## [THE REQUEST]
A faithful transcription of all the data is required.

## [DATA ENTRIES]
··········
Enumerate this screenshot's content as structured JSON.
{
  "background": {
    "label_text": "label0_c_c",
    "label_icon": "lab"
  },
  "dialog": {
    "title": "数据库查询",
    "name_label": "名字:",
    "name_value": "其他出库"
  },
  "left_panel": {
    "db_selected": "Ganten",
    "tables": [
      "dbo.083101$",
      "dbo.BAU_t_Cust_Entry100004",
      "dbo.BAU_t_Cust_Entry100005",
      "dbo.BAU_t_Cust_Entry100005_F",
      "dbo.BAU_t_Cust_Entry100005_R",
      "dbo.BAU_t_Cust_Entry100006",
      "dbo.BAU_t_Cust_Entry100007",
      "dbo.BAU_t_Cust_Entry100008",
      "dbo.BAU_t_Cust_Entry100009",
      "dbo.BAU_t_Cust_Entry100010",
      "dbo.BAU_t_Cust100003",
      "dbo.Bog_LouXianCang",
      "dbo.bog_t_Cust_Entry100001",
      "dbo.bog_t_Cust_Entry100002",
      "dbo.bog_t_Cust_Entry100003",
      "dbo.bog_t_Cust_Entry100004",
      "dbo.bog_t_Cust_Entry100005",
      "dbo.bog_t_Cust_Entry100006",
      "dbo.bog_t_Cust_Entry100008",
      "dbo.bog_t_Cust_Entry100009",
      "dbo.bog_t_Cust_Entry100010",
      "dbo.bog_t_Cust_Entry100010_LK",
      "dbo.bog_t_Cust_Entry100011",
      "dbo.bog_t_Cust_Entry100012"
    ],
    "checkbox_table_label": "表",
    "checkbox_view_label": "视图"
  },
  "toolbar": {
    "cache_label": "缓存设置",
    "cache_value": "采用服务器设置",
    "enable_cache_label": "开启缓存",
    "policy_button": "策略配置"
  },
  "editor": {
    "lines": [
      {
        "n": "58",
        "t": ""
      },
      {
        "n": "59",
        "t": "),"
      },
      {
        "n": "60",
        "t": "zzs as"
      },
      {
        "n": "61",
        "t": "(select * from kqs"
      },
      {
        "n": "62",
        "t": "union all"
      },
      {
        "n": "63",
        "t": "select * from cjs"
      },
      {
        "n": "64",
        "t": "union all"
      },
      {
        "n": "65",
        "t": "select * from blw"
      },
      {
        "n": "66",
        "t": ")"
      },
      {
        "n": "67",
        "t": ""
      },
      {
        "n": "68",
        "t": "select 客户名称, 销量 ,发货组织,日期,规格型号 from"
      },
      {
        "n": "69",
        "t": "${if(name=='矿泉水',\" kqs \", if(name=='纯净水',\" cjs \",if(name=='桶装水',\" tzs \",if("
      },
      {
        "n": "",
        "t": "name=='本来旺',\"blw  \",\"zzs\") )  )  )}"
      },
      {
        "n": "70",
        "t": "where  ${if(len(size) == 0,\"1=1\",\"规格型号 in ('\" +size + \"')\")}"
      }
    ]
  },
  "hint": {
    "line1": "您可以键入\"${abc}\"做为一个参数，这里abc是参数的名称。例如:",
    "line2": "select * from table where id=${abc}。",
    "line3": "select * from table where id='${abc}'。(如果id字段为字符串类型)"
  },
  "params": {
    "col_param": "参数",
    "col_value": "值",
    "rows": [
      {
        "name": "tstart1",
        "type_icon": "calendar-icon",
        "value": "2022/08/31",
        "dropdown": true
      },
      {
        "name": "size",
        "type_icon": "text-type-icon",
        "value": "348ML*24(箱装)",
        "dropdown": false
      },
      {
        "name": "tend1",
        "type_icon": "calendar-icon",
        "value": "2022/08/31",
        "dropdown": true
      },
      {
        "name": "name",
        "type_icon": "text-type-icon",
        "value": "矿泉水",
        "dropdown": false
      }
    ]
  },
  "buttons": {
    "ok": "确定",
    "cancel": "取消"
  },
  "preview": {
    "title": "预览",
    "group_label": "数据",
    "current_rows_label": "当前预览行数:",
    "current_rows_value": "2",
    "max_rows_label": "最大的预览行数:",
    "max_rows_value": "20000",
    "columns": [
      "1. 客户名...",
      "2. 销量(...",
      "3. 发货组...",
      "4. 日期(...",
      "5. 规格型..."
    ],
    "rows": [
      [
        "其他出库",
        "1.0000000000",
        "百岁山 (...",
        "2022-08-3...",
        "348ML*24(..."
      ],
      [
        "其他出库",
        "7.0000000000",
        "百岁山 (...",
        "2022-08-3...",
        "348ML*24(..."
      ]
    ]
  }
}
··········
## [FINAL RESULT]
Enumerate this screenshot's content as structured JSON.
{
  "background": {
    "label_text": "label0_c_c",
    "label_icon": "lab"
  },
  "dialog": {
    "title": "数据库查询",
    "name_label": "名字:",
    "name_value": "其他出库"
  },
  "left_panel": {
    "db_selected": "Ganten",
    "tables": [
      "dbo.083101$",
      "dbo.BAU_t_Cust_Entry100004",
      "dbo.BAU_t_Cust_Entry100005",
      "dbo.BAU_t_Cust_Entry100005_F",
      "dbo.BAU_t_Cust_Entry100005_R",
      "dbo.BAU_t_Cust_Entry100006",
      "dbo.BAU_t_Cust_Entry100007",
      "dbo.BAU_t_Cust_Entry100008",
      "dbo.BAU_t_Cust_Entry100009",
      "dbo.BAU_t_Cust_Entry100010",
      "dbo.BAU_t_Cust100003",
      "dbo.Bog_LouXianCang",
      "dbo.bog_t_Cust_Entry100001",
      "dbo.bog_t_Cust_Entry100002",
      "dbo.bog_t_Cust_Entry100003",
      "dbo.bog_t_Cust_Entry100004",
      "dbo.bog_t_Cust_Entry100005",
      "dbo.bog_t_Cust_Entry100006",
      "dbo.bog_t_Cust_Entry100008",
      "dbo.bog_t_Cust_Entry100009",
      "dbo.bog_t_Cust_Entry100010",
      "dbo.bog_t_Cust_Entry100010_LK",
      "dbo.bog_t_Cust_Entry100011",
      "dbo.bog_t_Cust_Entry100012"
    ],
    "checkbox_table_label": "表",
    "checkbox_view_label": "视图"
  },
  "toolbar": {
    "cache_label": "缓存设置",
    "cache_value": "采用服务器设置",
    "enable_cache_label": "开启缓存",
    "policy_button": "策略配置"
  },
  "editor": {
    "lines": [
      {
        "n": "58",
        "t": ""
      },
      {
        "n": "59",
        "t": "),"
      },
      {
        "n": "60",
        "t": "zzs as"
      },
      {
        "n": "61",
        "t": "(select * from kqs"
      },
      {
        "n": "62",
        "t": "union all"
      },
      {
        "n": "63",
        "t": "select * from cjs"
      },
      {
        "n": "64",
        "t": "union all"
      },
      {
        "n": "65",
        "t": "select * from blw"
      },
      {
        "n": "66",
        "t": ")"
      },
      {
        "n": "67",
        "t": ""
      },
      {
        "n": "68",
        "t": "select 客户名称, 销量 ,发货组织,日期,规格型号 from"
      },
      {
        "n": "69",
        "t": "${if(name=='矿泉水',\" kqs \", if(name=='纯净水',\" cjs \",if(name=='桶装水',\" tzs \",if("
      },
      {
        "n": "",
        "t": "name=='本来旺',\"blw  \",\"zzs\") )  )  )}"
      },
      {
        "n": "70",
        "t": "where  ${if(len(size) == 0,\"1=1\",\"规格型号 in ('\" +size + \"')\")}"
      }
    ]
  },
  "hint": {
    "line1": "您可以键入\"${abc}\"做为一个参数，这里abc是参数的名称。例如:",
    "line2": "select * from table where id=${abc}。",
    "line3": "select * from table where id='${abc}'。(如果id字段为字符串类型)"
  },
  "params": {
    "col_param": "参数",
    "col_value": "值",
    "rows": [
      {
        "name": "tstart1",
        "type_icon": "calendar-icon",
        "value": "2022/08/31",
        "dropdown": true
      },
      {
        "name": "size",
        "type_icon": "text-type-icon",
        "value": "348ML*24(箱装)",
        "dropdown": false
      },
      {
        "name": "tend1",
        "type_icon": "calendar-icon",
        "value": "2022/08/31",
        "dropdown": true
      },
      {
        "name": "name",
        "type_icon": "text-type-icon",
        "value": "矿泉水",
        "dropdown": false
      }
    ]
  },
  "buttons": {
    "ok": "确定",
    "cancel": "取消"
  },
  "preview": {
    "title": "预览",
    "group_label": "数据",
    "current_rows_label": "当前预览行数:",
    "current_rows_value": "2",
    "max_rows_label": "最大的预览行数:",
    "max_rows_value": "20000",
    "columns": [
      "1. 客户名...",
      "2. 销量(...",
      "3. 发货组...",
      "4. 日期(...",
      "5. 规格型..."
    ],
    "rows": [
      [
        "其他出库",
        "1.0000000000",
        "百岁山 (...",
        "2022-08-3...",
        "348ML*24(..."
      ],
      [
        "其他出库",
        "7.0000000000",
        "百岁山 (...",
        "2022-08-3...",
        "348ML*24(..."
      ]
    ]
  }
}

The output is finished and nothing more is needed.